[版面标注数据]
——————————

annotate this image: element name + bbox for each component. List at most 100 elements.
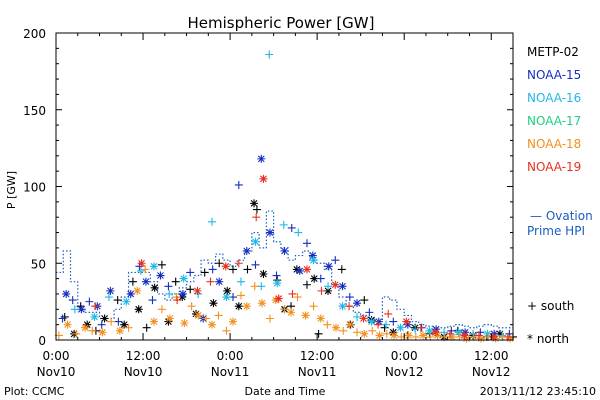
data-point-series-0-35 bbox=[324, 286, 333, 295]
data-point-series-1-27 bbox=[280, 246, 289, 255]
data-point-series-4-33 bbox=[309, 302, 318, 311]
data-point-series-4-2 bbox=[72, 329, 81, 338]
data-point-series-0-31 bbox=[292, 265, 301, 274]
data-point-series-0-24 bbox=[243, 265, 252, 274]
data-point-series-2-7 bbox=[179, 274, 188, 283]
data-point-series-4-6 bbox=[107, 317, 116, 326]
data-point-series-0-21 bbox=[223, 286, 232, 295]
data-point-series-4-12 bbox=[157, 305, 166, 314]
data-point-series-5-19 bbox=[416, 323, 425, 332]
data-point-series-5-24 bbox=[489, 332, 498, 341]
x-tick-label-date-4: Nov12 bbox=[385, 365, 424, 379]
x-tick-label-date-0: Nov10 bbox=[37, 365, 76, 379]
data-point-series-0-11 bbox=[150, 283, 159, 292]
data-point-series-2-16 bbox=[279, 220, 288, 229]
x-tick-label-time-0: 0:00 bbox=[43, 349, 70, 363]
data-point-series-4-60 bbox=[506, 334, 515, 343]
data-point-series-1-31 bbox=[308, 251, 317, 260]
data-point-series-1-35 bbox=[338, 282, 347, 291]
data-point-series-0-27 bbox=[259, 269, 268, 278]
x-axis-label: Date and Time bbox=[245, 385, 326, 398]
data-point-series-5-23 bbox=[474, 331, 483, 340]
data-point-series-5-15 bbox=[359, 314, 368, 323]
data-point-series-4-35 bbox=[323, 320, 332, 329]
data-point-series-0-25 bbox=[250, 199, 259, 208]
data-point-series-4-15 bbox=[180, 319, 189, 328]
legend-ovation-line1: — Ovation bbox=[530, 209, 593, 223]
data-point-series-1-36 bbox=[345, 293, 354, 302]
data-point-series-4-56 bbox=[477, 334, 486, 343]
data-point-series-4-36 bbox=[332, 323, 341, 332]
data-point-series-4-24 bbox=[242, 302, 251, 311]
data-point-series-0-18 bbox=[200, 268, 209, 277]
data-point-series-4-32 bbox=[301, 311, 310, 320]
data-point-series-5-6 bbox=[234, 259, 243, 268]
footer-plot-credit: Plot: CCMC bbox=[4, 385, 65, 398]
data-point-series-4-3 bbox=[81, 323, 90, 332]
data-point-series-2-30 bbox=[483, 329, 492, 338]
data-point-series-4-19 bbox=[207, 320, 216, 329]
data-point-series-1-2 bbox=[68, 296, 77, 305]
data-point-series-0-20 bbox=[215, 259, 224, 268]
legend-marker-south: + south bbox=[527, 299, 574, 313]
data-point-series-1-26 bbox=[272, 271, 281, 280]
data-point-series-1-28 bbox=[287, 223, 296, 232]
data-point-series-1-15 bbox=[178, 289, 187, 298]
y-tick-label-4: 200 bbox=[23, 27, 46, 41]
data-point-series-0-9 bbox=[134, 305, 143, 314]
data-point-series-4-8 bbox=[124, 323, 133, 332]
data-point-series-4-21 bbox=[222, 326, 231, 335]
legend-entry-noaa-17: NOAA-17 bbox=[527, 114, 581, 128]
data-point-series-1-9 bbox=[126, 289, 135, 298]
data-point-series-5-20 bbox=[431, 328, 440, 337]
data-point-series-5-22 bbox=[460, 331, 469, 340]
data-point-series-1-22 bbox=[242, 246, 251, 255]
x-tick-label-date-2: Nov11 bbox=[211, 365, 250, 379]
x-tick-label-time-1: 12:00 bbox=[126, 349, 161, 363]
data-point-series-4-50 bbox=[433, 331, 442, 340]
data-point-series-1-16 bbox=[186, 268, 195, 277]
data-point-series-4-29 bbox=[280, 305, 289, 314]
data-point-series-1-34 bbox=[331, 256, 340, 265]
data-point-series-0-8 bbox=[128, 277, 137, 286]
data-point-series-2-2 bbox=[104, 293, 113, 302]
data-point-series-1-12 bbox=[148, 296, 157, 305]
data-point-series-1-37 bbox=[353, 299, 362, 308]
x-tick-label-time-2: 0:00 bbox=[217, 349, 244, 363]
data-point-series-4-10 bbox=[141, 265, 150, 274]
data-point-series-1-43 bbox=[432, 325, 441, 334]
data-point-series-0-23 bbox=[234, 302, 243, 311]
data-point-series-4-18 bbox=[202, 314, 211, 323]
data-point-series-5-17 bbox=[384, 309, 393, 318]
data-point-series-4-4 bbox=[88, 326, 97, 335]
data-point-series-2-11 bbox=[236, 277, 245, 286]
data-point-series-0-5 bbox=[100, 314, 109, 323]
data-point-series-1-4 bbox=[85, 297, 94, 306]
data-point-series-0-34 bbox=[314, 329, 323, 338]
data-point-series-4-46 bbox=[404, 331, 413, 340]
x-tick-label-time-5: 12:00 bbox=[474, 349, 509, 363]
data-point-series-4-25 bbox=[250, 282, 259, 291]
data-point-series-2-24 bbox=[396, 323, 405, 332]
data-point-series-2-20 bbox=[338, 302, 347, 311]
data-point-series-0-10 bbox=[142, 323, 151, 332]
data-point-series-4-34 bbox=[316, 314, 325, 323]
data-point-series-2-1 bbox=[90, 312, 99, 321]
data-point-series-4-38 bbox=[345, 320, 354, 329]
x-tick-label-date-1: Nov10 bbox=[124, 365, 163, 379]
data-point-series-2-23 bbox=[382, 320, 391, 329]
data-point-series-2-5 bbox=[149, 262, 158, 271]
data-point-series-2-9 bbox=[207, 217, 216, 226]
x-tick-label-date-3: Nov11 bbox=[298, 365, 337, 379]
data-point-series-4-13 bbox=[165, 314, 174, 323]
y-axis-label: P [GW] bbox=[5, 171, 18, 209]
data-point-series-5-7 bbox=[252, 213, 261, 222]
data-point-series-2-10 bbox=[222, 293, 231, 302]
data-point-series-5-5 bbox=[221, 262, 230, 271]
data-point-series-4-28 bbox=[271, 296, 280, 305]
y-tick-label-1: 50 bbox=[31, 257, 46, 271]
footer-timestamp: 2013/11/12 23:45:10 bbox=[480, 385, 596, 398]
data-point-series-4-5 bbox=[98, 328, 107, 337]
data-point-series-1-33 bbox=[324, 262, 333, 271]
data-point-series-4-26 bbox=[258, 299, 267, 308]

——————————

◆ 书面练习
把上面全部条目转成 Markdown 表格，分“序号”和“内容”两列，每行填一个编号和对应的一行。空行和图片都不要放进去。

◆ 练习答案
| 序号 | 内容 |
|---|---|
| 1 | annotate this image: element name + bbox for each component. List at most 100 elements. |
| 2 | data-point-series-0-35 bbox=[324, 286, 333, 295] |
| 3 | data-point-series-1-27 bbox=[280, 246, 289, 255] |
| 4 | data-point-series-4-33 bbox=[309, 302, 318, 311] |
| 5 | data-point-series-4-2 bbox=[72, 329, 81, 338] |
| 6 | data-point-series-0-31 bbox=[292, 265, 301, 274] |
| 7 | data-point-series-0-24 bbox=[243, 265, 252, 274] |
| 8 | data-point-series-2-7 bbox=[179, 274, 188, 283] |
| 9 | data-point-series-4-6 bbox=[107, 317, 116, 326] |
| 10 | data-point-series-0-21 bbox=[223, 286, 232, 295] |
| 11 | data-point-series-4-12 bbox=[157, 305, 166, 314] |
| 12 | data-point-series-5-19 bbox=[416, 323, 425, 332] |
| 13 | data-point-series-5-24 bbox=[489, 332, 498, 341] |
| 14 | x-tick-label-date-4: Nov12 bbox=[385, 365, 424, 379] |
| 15 | x-tick-label-date-0: Nov10 bbox=[37, 365, 76, 379] |
| 16 | data-point-series-0-11 bbox=[150, 283, 159, 292] |
| 17 | data-point-series-2-16 bbox=[279, 220, 288, 229] |
| 18 | x-tick-label-time-0: 0:00 bbox=[43, 349, 70, 363] |
| 19 | data-point-series-4-60 bbox=[506, 334, 515, 343] |
| 20 | data-point-series-1-31 bbox=[308, 251, 317, 260] |
| 21 | data-point-series-1-35 bbox=[338, 282, 347, 291] |
| 22 | data-point-series-0-27 bbox=[259, 269, 268, 278] |
| 23 | x-axis-label: Date and Time bbox=[245, 385, 326, 398] |
| 24 | data-point-series-5-23 bbox=[474, 331, 483, 340] |
| 25 | data-point-series-5-15 bbox=[359, 314, 368, 323] |
| 26 | data-point-series-4-35 bbox=[323, 320, 332, 329] |
| 27 | data-point-series-0-25 bbox=[250, 199, 259, 208] |
| 28 | data-point-series-4-15 bbox=[180, 319, 189, 328] |
| 29 | legend-ovation-line1: — Ovation bbox=[530, 209, 593, 223] |
| 30 | data-point-series-1-36 bbox=[345, 293, 354, 302] |
| 31 | data-point-series-4-56 bbox=[477, 334, 486, 343] |
| 32 | data-point-series-4-36 bbox=[332, 323, 341, 332] |
| 33 | data-point-series-4-24 bbox=[242, 302, 251, 311] |
| 34 | data-point-series-0-18 bbox=[200, 268, 209, 277] |
| 35 | data-point-series-4-32 bbox=[301, 311, 310, 320] |
| 36 | data-point-series-5-6 bbox=[234, 259, 243, 268] |
| 37 | footer-plot-credit: Plot: CCMC bbox=[4, 385, 65, 398] |
| 38 | data-point-series-4-3 bbox=[81, 323, 90, 332] |
| 39 | data-point-series-2-30 bbox=[483, 329, 492, 338] |
| 40 | data-point-series-4-19 bbox=[207, 320, 216, 329] |
| 41 | data-point-series-1-2 bbox=[68, 296, 77, 305] |
| 42 | data-point-series-0-20 bbox=[215, 259, 224, 268] |
| 43 | legend-marker-south: + south bbox=[527, 299, 574, 313] |
| 44 | data-point-series-1-26 bbox=[272, 271, 281, 280] |
| 45 | data-point-series-1-28 bbox=[287, 223, 296, 232] |
| 46 | data-point-series-1-15 bbox=[178, 289, 187, 298] |
| 47 | y-tick-label-4: 200 bbox=[23, 27, 46, 41] |
| 48 | data-point-series-0-9 bbox=[134, 305, 143, 314] |
| 49 | data-point-series-4-8 bbox=[124, 323, 133, 332] |
| 50 | data-point-series-4-21 bbox=[222, 326, 231, 335] |
| 51 | legend-entry-noaa-17: NOAA-17 bbox=[527, 114, 581, 128] |
| 52 | data-point-series-1-9 bbox=[126, 289, 135, 298] |
| 53 | data-point-series-5-20 bbox=[431, 328, 440, 337] |
| 54 | data-point-series-5-22 bbox=[460, 331, 469, 340] |
| 55 | data-point-series-1-22 bbox=[242, 246, 251, 255] |
| 56 | x-tick-label-date-2: Nov11 bbox=[211, 365, 250, 379] |
| 57 | x-tick-label-time-1: 12:00 bbox=[126, 349, 161, 363] |
| 58 | data-point-series-4-50 bbox=[433, 331, 442, 340] |
| 59 | data-point-series-1-16 bbox=[186, 268, 195, 277] |
| 60 | data-point-series-4-29 bbox=[280, 305, 289, 314] |
| 61 | data-point-series-1-34 bbox=[331, 256, 340, 265] |
| 62 | data-point-series-0-8 bbox=[128, 277, 137, 286] |
| 63 | data-point-series-2-2 bbox=[104, 293, 113, 302] |
| 64 | data-point-series-1-12 bbox=[148, 296, 157, 305] |
| 65 | data-point-series-1-37 bbox=[353, 299, 362, 308] |
| 66 | x-tick-label-time-2: 0:00 bbox=[217, 349, 244, 363] |
| 67 | data-point-series-4-10 bbox=[141, 265, 150, 274] |
| 68 | data-point-series-1-43 bbox=[432, 325, 441, 334] |
| 69 | data-point-series-0-23 bbox=[234, 302, 243, 311] |
| 70 | data-point-series-4-18 bbox=[202, 314, 211, 323] |
| 71 | data-point-series-5-17 bbox=[384, 309, 393, 318] |
| 72 | data-point-series-4-4 bbox=[88, 326, 97, 335] |
| 73 | data-point-series-2-11 bbox=[236, 277, 245, 286] |
| 74 | data-point-series-0-5 bbox=[100, 314, 109, 323] |
| 75 | data-point-series-1-4 bbox=[85, 297, 94, 306] |
| 76 | data-point-series-0-34 bbox=[314, 329, 323, 338] |
| 77 | data-point-series-4-46 bbox=[404, 331, 413, 340] |
| 78 | x-tick-label-time-5: 12:00 bbox=[474, 349, 509, 363] |
| 79 | data-point-series-4-25 bbox=[250, 282, 259, 291] |
| 80 | data-point-series-2-24 bbox=[396, 323, 405, 332] |
| 81 | data-point-series-2-20 bbox=[338, 302, 347, 311] |
| 82 | data-point-series-0-10 bbox=[142, 323, 151, 332] |
| 83 | data-point-series-4-34 bbox=[316, 314, 325, 323] |
| 84 | data-point-series-2-1 bbox=[90, 312, 99, 321] |
| 85 | data-point-series-4-38 bbox=[345, 320, 354, 329] |
| 86 | x-tick-label-date-1: Nov10 bbox=[124, 365, 163, 379] |
| 87 | data-point-series-2-23 bbox=[382, 320, 391, 329] |
| 88 | data-point-series-2-5 bbox=[149, 262, 158, 271] |
| 89 | data-point-series-2-9 bbox=[207, 217, 216, 226] |
| 90 | x-tick-label-date-3: Nov11 bbox=[298, 365, 337, 379] |
| 91 | data-point-series-4-13 bbox=[165, 314, 174, 323] |
| 92 | y-axis-label: P [GW] bbox=[5, 171, 18, 209] |
| 93 | data-point-series-5-7 bbox=[252, 213, 261, 222] |
| 94 | data-point-series-2-10 bbox=[222, 293, 231, 302] |
| 95 | data-point-series-5-5 bbox=[221, 262, 230, 271] |
| 96 | data-point-series-4-28 bbox=[271, 296, 280, 305] |
| 97 | y-tick-label-1: 50 bbox=[31, 257, 46, 271] |
| 98 | footer-timestamp: 2013/11/12 23:45:10 bbox=[480, 385, 596, 398] |
| 99 | data-point-series-4-5 bbox=[98, 328, 107, 337] |
| 100 | data-point-series-1-33 bbox=[324, 262, 333, 271] |
| 101 | data-point-series-4-26 bbox=[258, 299, 267, 308] |